(Stored data)
▶
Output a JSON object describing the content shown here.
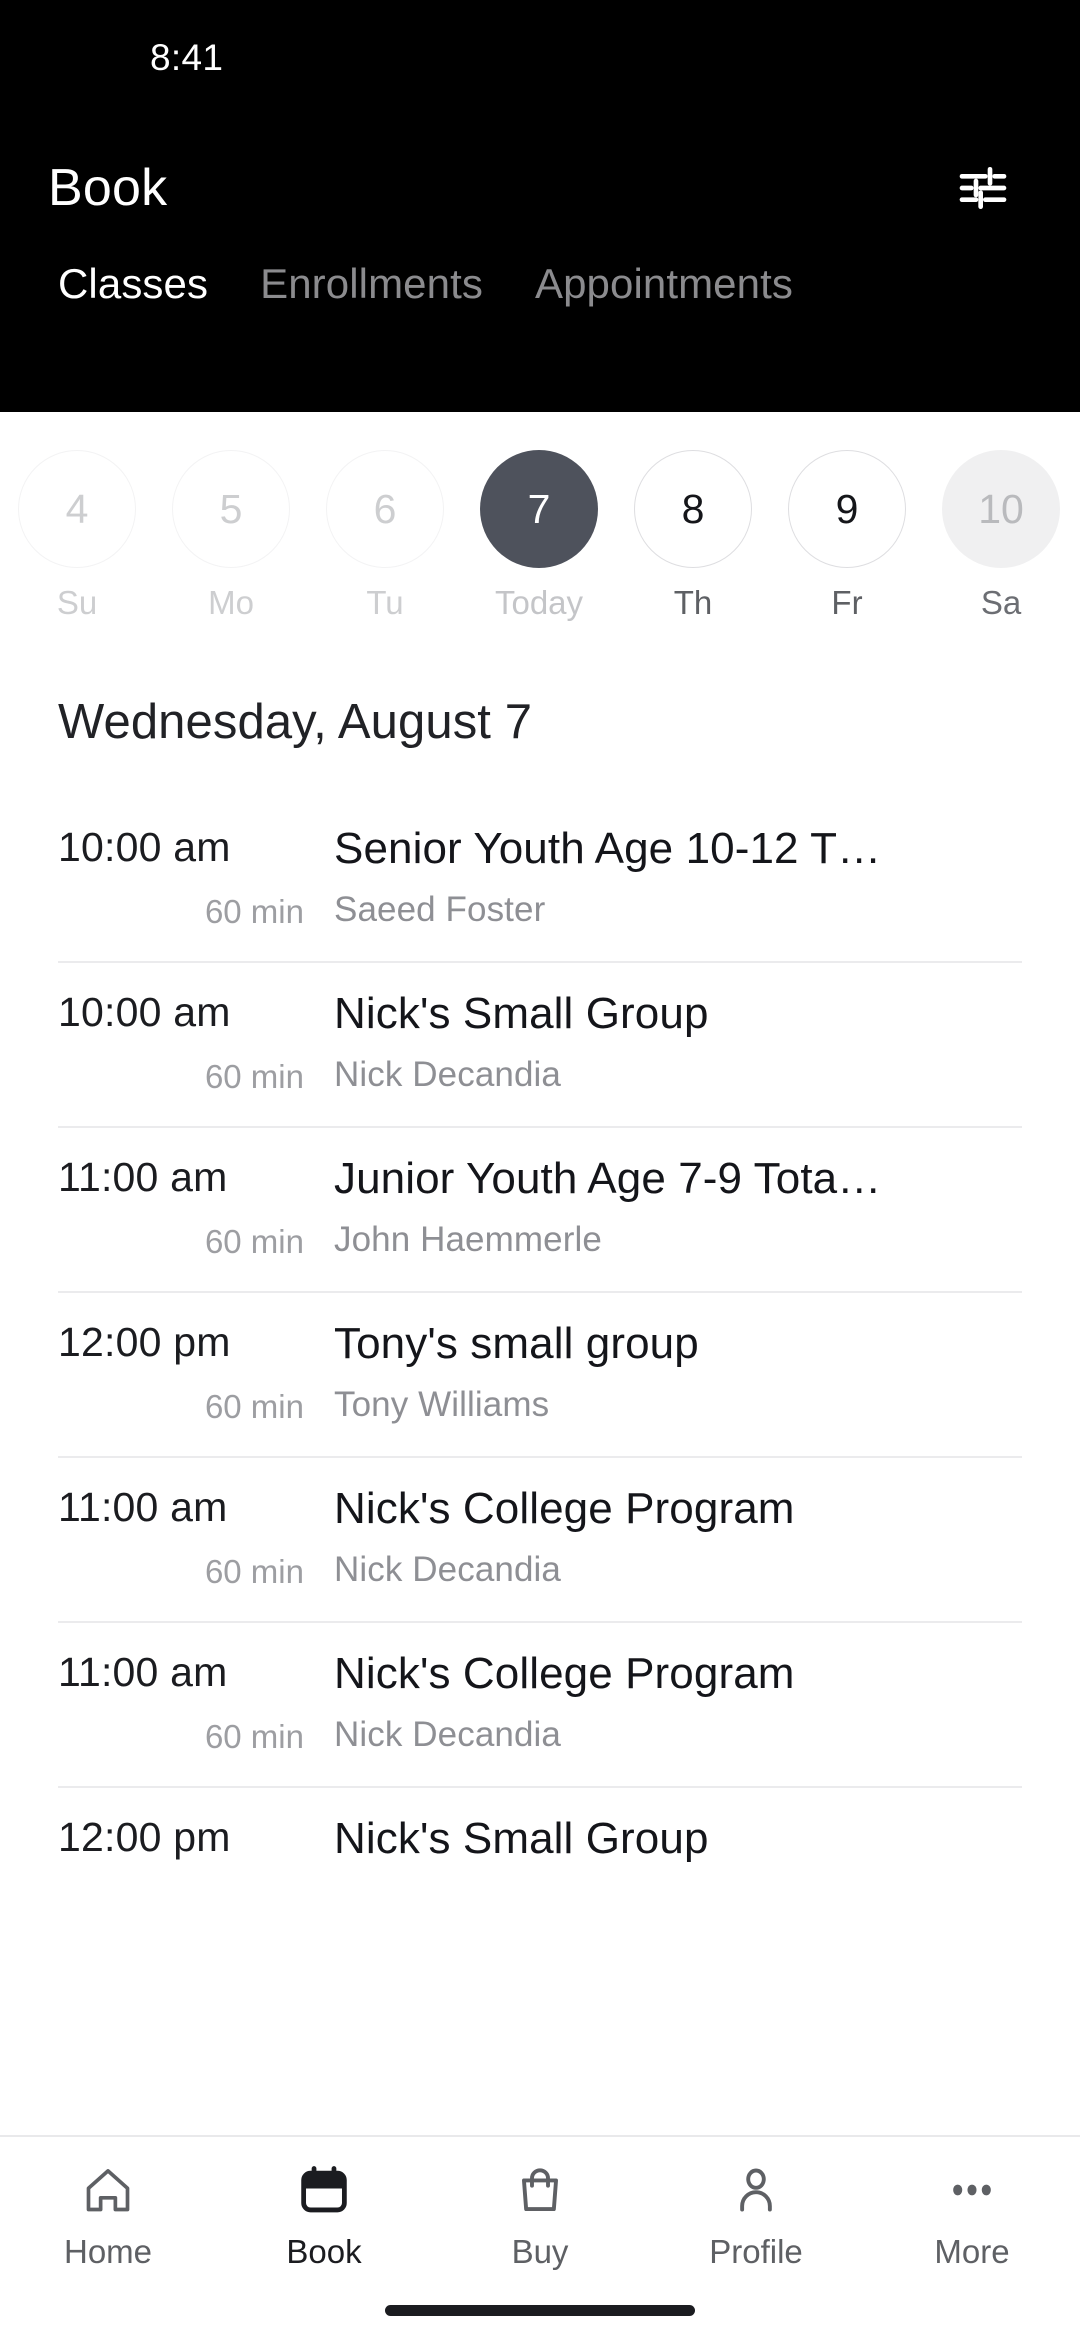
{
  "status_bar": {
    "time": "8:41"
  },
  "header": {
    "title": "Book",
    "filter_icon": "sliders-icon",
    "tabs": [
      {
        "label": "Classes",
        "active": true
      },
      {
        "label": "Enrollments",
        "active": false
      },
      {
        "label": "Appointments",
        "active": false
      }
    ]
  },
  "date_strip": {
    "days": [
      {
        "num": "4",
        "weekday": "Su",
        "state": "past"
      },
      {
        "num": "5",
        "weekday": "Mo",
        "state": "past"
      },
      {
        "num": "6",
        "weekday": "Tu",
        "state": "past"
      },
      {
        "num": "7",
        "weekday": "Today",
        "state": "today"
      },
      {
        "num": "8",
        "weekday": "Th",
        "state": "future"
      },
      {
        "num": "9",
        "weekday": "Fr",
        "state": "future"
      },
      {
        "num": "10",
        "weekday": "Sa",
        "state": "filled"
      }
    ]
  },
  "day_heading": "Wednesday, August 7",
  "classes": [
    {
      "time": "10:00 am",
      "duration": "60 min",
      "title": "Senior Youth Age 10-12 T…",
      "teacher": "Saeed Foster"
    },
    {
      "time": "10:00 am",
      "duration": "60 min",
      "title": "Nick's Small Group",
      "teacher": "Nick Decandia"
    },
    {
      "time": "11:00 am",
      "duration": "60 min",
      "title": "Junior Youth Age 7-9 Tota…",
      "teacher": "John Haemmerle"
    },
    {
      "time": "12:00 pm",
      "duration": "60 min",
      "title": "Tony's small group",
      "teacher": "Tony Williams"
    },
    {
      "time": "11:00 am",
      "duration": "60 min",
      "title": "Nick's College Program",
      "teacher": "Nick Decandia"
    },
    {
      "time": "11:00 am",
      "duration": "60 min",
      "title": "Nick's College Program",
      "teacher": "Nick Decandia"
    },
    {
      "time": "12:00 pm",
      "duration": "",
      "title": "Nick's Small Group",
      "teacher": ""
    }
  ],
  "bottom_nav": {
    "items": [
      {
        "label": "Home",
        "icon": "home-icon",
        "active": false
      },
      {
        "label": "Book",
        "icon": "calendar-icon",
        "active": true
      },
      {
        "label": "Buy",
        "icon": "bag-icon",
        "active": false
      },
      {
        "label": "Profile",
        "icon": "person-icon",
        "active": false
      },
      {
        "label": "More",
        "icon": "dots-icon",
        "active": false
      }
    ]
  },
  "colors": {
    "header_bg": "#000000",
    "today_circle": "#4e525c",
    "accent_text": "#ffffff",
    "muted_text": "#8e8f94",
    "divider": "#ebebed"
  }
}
◀
▶
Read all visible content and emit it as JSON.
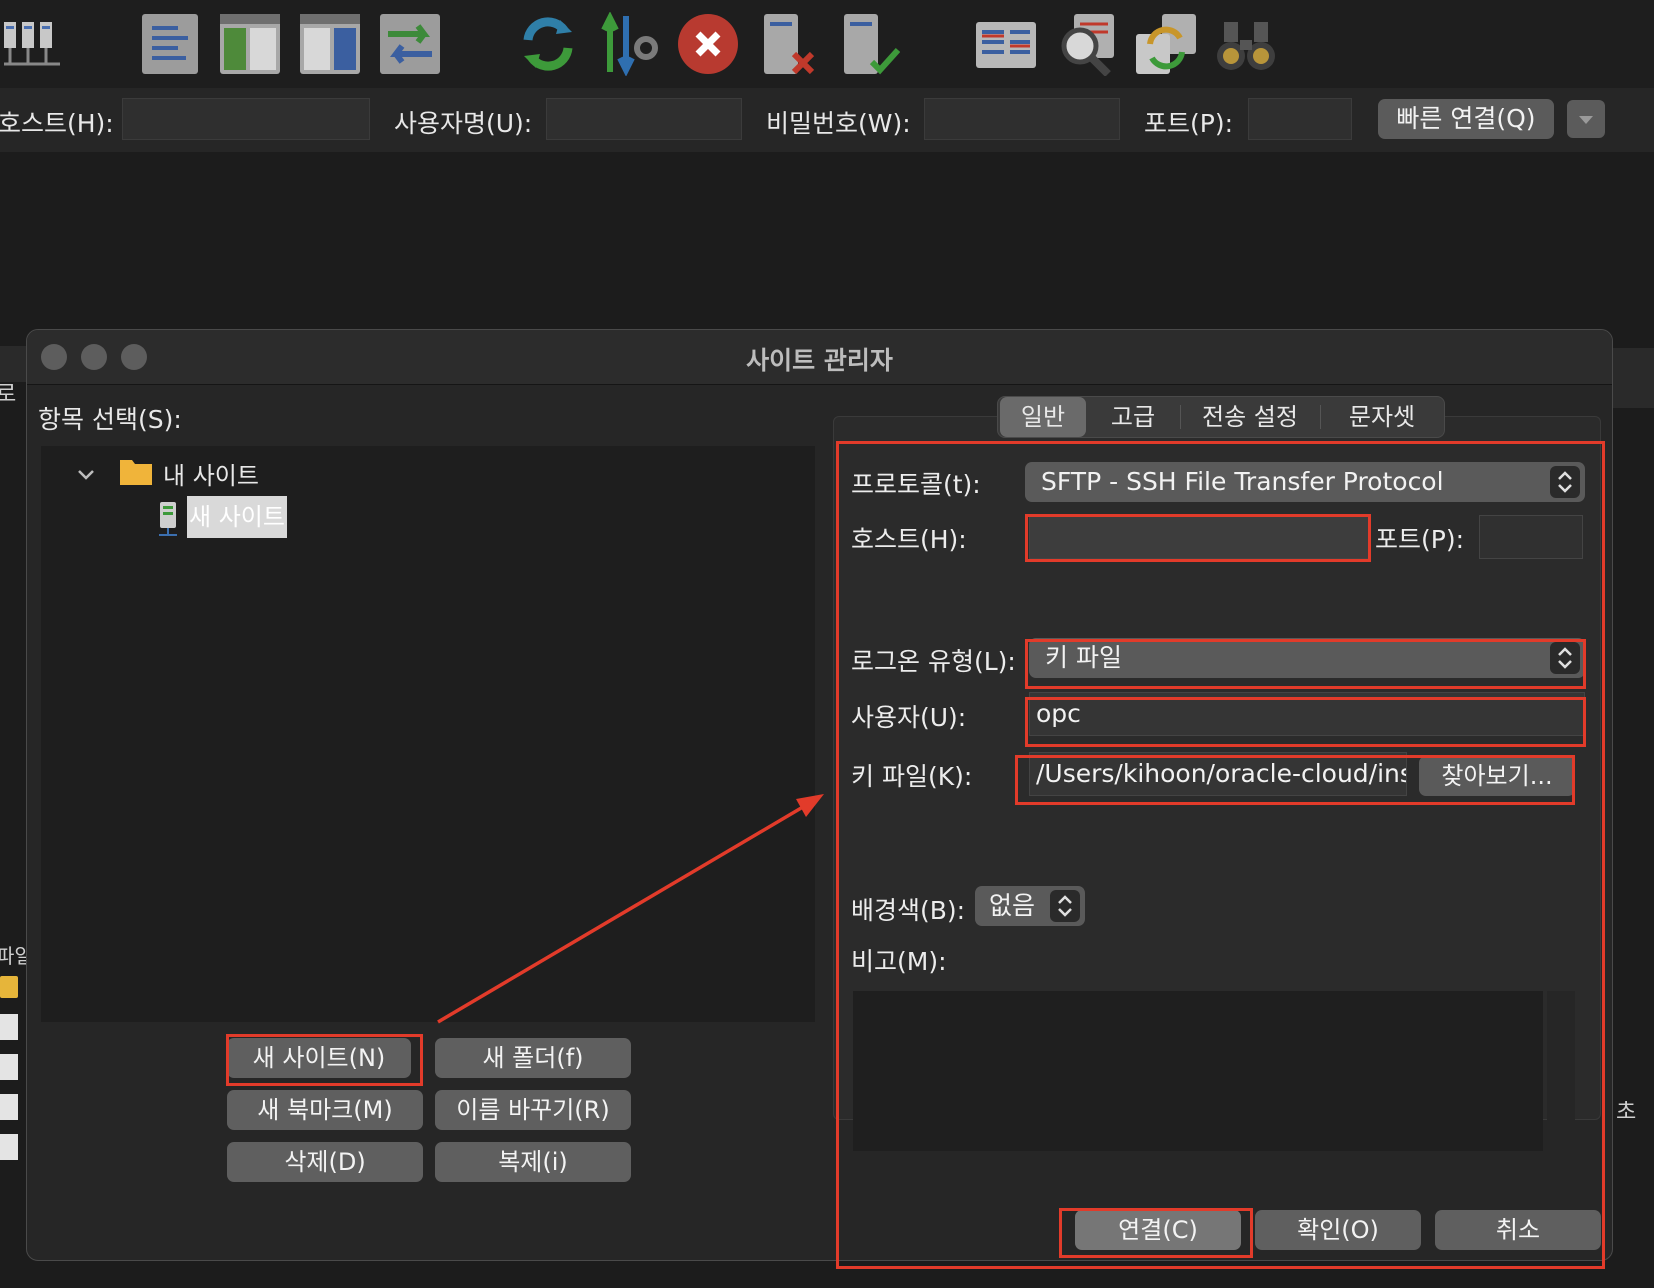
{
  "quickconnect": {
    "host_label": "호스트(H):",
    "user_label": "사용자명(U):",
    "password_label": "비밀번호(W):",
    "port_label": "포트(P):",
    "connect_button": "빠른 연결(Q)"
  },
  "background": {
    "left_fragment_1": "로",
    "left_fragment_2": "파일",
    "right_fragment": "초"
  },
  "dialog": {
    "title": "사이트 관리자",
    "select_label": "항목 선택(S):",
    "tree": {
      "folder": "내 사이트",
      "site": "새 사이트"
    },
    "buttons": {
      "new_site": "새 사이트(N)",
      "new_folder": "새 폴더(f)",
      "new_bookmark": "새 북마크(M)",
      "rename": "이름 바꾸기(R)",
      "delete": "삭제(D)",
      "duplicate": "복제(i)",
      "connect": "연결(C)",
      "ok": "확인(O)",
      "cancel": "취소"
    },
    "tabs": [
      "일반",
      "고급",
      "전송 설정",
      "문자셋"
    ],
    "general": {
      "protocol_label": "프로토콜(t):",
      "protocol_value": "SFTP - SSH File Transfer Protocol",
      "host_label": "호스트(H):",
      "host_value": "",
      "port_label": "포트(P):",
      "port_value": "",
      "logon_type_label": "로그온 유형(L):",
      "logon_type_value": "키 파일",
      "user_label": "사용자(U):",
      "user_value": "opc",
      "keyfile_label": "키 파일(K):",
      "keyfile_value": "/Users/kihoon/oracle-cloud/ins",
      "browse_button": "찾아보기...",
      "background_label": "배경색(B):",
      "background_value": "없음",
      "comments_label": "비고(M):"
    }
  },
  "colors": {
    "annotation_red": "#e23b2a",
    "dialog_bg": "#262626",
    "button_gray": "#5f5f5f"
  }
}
◀
▶
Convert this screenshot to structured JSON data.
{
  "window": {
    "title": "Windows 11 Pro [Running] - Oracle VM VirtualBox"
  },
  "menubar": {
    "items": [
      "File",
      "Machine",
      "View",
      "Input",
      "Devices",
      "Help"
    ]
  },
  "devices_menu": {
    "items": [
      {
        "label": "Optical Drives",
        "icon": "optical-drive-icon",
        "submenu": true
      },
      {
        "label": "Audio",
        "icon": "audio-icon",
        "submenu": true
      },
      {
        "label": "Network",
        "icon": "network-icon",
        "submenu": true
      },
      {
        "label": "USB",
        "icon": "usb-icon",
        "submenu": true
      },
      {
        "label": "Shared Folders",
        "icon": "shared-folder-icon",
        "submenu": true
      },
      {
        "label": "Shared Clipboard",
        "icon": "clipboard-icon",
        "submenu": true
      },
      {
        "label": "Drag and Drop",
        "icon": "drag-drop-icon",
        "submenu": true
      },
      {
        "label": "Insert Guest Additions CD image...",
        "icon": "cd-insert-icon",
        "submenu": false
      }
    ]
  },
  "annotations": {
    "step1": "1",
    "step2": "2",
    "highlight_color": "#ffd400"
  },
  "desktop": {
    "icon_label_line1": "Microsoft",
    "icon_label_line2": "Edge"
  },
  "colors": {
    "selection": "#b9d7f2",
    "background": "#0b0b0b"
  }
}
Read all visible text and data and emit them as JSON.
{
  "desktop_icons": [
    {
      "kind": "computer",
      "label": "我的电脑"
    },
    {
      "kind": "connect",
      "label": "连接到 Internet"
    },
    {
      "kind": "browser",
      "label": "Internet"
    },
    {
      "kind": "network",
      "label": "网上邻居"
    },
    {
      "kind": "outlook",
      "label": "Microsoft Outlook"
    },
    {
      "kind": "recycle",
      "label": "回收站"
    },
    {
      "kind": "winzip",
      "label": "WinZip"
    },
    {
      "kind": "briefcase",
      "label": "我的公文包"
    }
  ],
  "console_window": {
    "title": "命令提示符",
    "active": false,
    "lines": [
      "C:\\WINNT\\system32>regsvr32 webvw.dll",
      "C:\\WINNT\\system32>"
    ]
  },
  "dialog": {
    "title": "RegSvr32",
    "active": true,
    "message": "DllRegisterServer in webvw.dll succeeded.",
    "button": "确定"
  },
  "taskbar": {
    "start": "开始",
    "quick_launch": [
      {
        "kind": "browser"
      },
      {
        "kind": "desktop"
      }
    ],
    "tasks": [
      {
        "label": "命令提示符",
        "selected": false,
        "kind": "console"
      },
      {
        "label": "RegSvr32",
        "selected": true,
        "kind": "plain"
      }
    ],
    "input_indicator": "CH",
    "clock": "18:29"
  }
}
◀
Challenge.
Copy every line of the entries above in which "Youth" occurs.

Answer to this exercise.
      "title": "Senior Youth Age 10-12 T…",
      "title": "Junior Youth Age 7-9 Tota…",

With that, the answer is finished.